- **Records for the exercise**
Begin

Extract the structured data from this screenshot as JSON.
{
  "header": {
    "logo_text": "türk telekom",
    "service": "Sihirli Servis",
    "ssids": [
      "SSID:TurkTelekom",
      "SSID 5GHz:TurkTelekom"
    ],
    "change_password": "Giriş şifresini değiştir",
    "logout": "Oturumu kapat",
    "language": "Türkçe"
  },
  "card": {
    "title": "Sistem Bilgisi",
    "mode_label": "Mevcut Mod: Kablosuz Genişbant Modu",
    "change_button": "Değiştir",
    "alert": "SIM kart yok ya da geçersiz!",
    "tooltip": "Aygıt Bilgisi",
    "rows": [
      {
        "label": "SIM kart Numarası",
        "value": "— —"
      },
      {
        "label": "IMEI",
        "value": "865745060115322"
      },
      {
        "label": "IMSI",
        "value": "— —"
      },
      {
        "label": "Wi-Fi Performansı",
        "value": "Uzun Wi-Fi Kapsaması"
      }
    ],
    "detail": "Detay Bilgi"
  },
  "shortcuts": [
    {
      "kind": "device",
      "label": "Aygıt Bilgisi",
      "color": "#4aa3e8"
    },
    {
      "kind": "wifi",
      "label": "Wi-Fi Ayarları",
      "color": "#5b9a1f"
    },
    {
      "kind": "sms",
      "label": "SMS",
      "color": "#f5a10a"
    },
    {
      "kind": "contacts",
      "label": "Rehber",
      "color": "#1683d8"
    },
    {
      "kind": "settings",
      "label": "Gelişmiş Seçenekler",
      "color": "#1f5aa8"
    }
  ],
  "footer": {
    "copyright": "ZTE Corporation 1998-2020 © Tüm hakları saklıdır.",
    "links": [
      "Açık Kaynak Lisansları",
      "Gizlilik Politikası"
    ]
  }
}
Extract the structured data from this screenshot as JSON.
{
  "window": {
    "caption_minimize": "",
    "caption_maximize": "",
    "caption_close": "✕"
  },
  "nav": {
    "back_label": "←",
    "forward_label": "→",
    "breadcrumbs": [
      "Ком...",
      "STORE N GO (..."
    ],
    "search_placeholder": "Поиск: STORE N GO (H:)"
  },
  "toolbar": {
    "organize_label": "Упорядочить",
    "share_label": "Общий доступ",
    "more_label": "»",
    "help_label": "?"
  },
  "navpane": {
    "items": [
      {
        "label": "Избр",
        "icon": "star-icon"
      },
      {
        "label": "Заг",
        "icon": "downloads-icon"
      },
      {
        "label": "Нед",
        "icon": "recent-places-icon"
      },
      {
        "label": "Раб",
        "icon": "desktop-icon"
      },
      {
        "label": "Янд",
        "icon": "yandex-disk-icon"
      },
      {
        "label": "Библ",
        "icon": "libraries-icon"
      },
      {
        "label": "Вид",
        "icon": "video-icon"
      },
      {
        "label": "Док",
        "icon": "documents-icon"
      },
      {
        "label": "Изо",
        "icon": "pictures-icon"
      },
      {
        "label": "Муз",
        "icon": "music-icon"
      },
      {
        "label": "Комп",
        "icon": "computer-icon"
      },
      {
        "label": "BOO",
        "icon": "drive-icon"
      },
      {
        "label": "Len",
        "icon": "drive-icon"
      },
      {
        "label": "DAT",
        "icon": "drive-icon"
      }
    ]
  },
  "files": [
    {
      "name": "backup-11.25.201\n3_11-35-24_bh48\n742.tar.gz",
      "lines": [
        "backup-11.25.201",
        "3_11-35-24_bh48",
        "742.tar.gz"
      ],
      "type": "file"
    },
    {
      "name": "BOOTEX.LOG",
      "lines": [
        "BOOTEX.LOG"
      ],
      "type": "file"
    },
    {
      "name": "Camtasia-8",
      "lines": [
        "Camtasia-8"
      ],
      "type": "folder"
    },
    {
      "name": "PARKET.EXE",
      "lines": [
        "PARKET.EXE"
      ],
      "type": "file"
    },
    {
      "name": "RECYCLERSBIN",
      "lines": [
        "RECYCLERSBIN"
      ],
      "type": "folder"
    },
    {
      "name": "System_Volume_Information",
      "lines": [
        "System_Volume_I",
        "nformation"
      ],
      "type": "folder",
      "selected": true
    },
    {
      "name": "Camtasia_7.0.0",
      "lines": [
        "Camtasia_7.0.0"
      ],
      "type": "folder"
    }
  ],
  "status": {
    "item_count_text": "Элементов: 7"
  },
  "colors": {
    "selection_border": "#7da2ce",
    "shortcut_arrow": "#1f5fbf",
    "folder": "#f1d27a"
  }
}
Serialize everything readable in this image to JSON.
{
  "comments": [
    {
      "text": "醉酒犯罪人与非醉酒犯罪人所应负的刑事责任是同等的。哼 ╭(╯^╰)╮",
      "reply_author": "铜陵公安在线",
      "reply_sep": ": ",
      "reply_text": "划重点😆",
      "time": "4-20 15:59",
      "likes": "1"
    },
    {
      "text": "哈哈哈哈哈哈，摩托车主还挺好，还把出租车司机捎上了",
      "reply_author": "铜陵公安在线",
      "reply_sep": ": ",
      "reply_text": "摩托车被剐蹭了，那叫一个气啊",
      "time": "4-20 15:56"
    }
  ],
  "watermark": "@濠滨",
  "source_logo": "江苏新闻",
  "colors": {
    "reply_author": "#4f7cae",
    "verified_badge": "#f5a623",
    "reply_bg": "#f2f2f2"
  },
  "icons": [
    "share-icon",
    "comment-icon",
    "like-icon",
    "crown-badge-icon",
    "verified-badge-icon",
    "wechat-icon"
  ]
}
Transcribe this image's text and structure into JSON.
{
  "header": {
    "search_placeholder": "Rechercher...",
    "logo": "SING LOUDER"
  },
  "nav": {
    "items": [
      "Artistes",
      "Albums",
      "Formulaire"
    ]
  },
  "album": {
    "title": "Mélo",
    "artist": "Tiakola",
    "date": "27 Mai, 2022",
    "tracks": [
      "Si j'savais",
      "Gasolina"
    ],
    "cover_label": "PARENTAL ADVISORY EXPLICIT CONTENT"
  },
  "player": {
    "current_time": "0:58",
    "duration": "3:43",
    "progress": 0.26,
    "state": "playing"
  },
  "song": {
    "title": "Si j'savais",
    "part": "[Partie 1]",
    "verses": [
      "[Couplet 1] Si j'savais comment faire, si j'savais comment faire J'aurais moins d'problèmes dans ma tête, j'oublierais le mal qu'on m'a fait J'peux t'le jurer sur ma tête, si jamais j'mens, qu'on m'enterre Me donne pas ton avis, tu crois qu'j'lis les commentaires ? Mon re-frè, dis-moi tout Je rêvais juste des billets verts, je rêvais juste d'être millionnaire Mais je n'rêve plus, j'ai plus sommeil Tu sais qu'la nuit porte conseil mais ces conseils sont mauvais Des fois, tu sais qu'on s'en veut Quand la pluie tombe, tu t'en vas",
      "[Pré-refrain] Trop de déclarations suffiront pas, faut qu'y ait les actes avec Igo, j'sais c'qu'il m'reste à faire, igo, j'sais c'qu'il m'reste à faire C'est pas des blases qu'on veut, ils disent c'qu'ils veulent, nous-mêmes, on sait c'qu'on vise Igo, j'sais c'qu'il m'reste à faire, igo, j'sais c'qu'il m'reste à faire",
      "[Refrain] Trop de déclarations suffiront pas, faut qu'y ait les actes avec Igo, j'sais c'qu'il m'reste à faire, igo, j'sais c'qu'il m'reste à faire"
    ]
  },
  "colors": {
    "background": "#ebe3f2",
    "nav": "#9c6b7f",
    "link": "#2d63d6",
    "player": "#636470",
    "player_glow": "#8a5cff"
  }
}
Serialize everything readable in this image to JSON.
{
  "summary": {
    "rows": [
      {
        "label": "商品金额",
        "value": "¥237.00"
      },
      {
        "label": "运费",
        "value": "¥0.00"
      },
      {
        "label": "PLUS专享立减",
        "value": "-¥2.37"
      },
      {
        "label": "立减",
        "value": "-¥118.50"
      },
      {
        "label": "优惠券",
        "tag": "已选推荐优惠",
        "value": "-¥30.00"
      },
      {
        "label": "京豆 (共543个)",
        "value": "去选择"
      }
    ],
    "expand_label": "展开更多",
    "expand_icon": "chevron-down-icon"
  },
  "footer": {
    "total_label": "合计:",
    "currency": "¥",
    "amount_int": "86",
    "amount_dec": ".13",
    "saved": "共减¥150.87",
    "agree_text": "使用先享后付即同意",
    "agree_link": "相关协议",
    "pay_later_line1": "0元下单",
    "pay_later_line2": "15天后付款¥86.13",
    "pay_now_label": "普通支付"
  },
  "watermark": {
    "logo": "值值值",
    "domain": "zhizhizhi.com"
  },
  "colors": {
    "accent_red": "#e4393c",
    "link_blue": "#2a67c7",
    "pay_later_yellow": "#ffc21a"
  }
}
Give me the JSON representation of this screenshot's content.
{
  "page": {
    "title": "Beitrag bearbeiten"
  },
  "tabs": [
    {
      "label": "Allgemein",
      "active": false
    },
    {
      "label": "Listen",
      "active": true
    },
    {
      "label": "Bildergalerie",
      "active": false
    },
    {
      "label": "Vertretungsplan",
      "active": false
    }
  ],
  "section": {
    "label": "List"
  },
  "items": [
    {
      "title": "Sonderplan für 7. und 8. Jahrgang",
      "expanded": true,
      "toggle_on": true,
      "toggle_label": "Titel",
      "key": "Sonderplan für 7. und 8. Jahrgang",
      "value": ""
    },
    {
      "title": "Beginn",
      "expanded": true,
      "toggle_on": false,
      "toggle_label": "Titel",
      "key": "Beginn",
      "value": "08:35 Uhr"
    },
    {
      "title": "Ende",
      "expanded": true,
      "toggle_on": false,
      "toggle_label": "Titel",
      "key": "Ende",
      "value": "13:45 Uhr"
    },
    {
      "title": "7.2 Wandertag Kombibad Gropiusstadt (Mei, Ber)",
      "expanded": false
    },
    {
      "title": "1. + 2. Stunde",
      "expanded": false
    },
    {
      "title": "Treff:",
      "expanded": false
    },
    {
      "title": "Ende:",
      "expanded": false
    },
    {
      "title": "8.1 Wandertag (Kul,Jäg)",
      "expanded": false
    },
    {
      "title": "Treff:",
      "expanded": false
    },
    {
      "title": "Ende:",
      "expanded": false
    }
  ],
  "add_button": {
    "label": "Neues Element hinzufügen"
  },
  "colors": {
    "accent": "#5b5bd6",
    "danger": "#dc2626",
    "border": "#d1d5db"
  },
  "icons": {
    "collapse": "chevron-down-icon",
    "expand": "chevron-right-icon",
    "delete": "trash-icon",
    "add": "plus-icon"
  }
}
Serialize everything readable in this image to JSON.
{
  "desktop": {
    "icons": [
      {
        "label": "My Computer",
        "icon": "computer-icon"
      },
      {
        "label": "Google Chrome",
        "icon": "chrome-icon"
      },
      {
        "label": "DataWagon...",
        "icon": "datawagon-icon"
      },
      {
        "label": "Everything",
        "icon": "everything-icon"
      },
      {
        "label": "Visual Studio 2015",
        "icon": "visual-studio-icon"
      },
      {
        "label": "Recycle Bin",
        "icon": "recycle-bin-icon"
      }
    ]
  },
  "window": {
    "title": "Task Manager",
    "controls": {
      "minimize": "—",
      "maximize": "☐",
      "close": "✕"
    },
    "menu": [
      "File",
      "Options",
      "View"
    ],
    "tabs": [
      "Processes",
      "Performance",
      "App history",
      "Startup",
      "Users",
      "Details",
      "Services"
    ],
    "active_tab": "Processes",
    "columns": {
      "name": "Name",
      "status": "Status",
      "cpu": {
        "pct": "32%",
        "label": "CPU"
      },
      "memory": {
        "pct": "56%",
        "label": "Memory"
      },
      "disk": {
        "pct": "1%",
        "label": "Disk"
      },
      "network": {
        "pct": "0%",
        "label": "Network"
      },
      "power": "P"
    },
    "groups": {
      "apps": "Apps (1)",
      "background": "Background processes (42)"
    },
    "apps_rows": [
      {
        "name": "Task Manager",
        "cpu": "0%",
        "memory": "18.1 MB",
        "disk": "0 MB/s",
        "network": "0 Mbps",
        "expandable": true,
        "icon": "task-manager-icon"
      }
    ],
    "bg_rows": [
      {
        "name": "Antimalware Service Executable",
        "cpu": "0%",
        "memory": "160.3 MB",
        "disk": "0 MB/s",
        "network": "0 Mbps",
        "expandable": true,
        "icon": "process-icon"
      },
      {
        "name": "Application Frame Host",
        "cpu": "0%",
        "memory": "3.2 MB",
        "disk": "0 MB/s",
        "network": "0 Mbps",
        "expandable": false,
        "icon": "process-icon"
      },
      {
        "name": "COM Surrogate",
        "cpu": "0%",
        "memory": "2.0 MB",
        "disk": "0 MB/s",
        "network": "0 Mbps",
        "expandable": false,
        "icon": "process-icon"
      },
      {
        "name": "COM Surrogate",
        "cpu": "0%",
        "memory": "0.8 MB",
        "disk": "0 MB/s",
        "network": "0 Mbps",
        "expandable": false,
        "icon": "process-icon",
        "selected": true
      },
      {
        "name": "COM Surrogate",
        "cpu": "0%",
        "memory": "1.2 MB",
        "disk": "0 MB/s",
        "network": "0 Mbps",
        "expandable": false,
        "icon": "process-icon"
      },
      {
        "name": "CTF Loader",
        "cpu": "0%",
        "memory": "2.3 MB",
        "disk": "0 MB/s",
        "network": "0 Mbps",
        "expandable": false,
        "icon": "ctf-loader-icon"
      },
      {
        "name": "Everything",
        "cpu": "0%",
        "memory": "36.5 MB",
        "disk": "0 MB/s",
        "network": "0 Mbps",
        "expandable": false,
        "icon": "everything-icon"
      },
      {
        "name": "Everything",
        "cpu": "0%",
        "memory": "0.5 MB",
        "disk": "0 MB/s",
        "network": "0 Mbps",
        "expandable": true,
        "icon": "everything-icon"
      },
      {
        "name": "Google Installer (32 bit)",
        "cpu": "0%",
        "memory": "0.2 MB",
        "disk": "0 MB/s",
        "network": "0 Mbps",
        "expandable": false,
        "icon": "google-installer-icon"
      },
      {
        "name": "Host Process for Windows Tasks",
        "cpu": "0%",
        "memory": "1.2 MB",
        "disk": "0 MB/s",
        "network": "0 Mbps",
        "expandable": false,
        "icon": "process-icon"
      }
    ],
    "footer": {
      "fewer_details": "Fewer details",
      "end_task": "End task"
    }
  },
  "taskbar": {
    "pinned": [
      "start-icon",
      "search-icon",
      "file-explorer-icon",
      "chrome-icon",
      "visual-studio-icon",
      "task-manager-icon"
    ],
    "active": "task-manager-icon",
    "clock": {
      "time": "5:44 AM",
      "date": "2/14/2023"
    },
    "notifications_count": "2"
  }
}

End

- **Problem to work on**
Lines that hold "faire" are the ones to copy; find all of them.

- **Complete response**
      "[Couplet 1] Si j'savais comment faire, si j'savais comment faire J'aurais moins d'problèmes dans ma tête, j'oublierais le mal qu'on m'a fait J'peux t'le jurer sur ma tête, si jamais j'mens, qu'on m'enterre Me donne pas ton avis, tu crois qu'j'lis les commentaires ? Mon re-frè, dis-moi tout Je rêvais juste des billets verts, je rêvais juste d'être millionnaire Mais je n'rêve plus, j'ai plus sommeil Tu sais qu'la nuit porte conseil mais ces conseils sont mauvais Des fois, tu sais qu'on s'en veut Quand la pluie tombe, tu t'en vas",
      "[Pré-refrain] Trop de déclarations suffiront pas, faut qu'y ait les actes avec Igo, j'sais c'qu'il m'reste à faire, igo, j'sais c'qu'il m'reste à faire C'est pas des blases qu'on veut, ils disent c'qu'ils veulent, nous-mêmes, on sait c'qu'on vise Igo, j'sais c'qu'il m'reste à faire, igo, j'sais c'qu'il m'reste à faire",
      "[Refrain] Trop de déclarations suffiront pas, faut qu'y ait les actes avec Igo, j'sais c'qu'il m'reste à faire, igo, j'sais c'qu'il m'reste à faire"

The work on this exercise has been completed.